▶ WHAT YOU ARE ASKED TO DO: Identify and pull out each line of the entries in which "Фейерверки" occurs.

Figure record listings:
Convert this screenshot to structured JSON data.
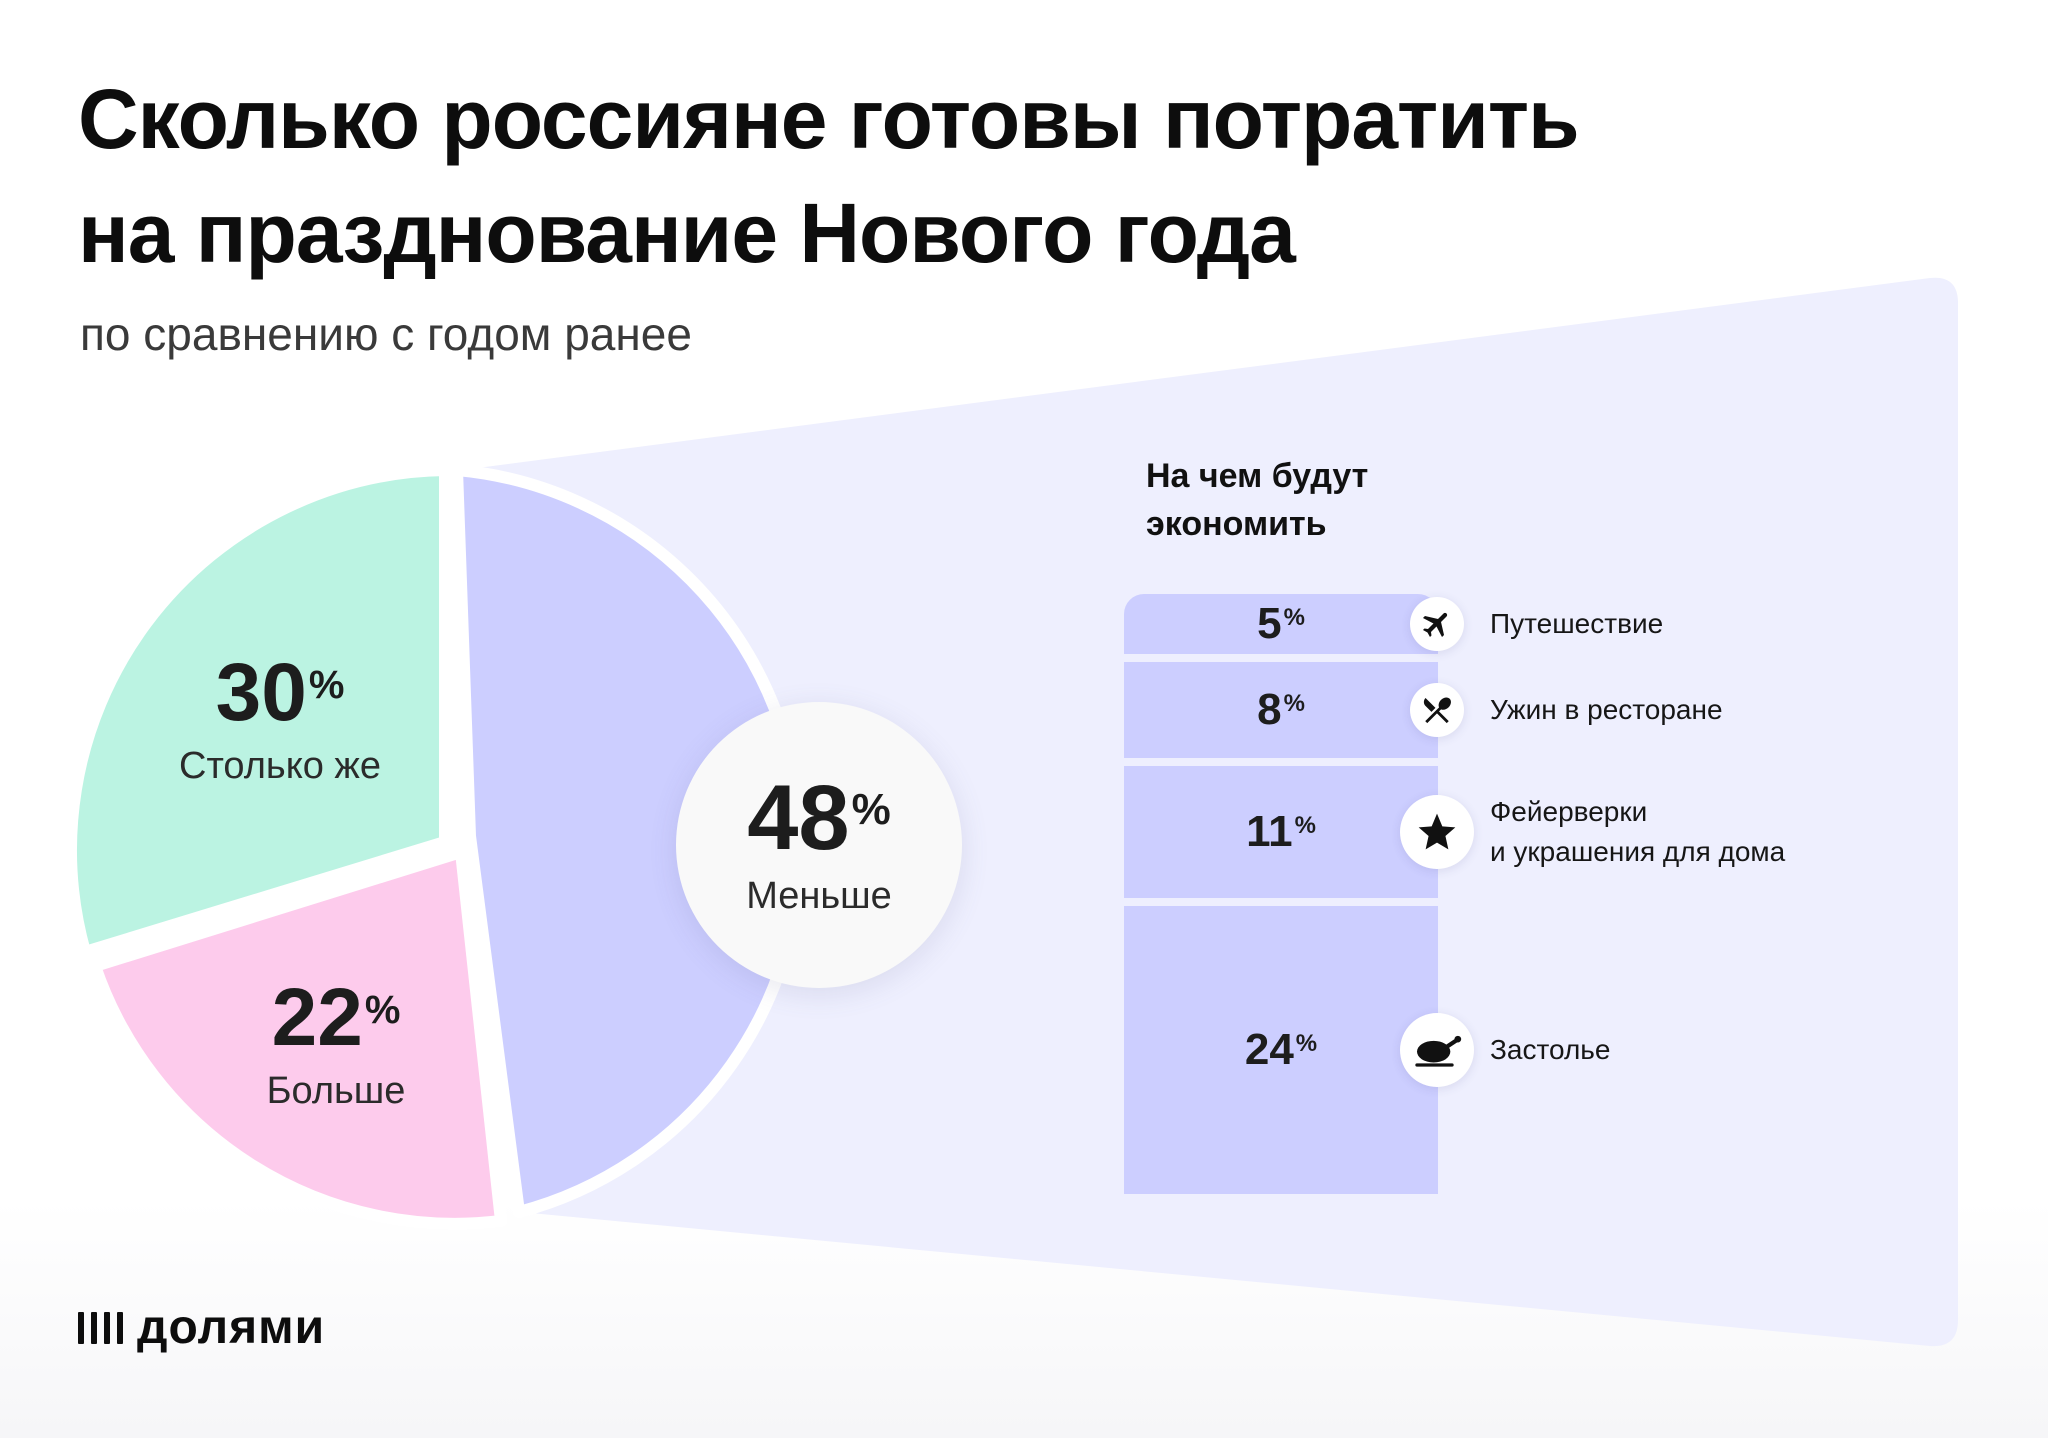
{
  "title_lines": [
    "Сколько россияне готовы потратить",
    "на празднование Нового года"
  ],
  "subtitle": "по сравнению с годом ранее",
  "pct_sign": "%",
  "colors": {
    "same": "#bbf3e2",
    "more": "#fdcbec",
    "less": "#ccceff",
    "panel": "#eeeffe",
    "bars": "#ccceff"
  },
  "chart_data": [
    {
      "type": "pie",
      "slices": [
        {
          "key": "same",
          "label": "Столько же",
          "value": 30
        },
        {
          "key": "more",
          "label": "Больше",
          "value": 22
        },
        {
          "key": "less",
          "label": "Меньше",
          "value": 48
        }
      ],
      "value_labels": [
        "30",
        "22",
        "48"
      ]
    },
    {
      "type": "bar",
      "orientation": "stacked-vertical",
      "title_lines": [
        "На чем будут",
        "экономить"
      ],
      "categories": [
        "Путешествие",
        "Ужин в ресторане",
        "Фейерверки и украшения для дома",
        "Застолье"
      ],
      "category_lines": [
        [
          "Путешествие"
        ],
        [
          "Ужин в ресторане"
        ],
        [
          "Фейерверки",
          "и украшения для дома"
        ],
        [
          "Застолье"
        ]
      ],
      "values": [
        5,
        8,
        11,
        24
      ],
      "value_labels": [
        "5",
        "8",
        "11",
        "24"
      ],
      "icons": [
        "airplane-icon",
        "cutlery-icon",
        "star-icon",
        "roast-chicken-icon"
      ]
    }
  ],
  "logo": {
    "text": "долями",
    "icon": "four-bars-icon"
  }
}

▶ ANSWER TO THIS PROBLEM:
        "Фейерверки и украшения для дома",
          "Фейерверки",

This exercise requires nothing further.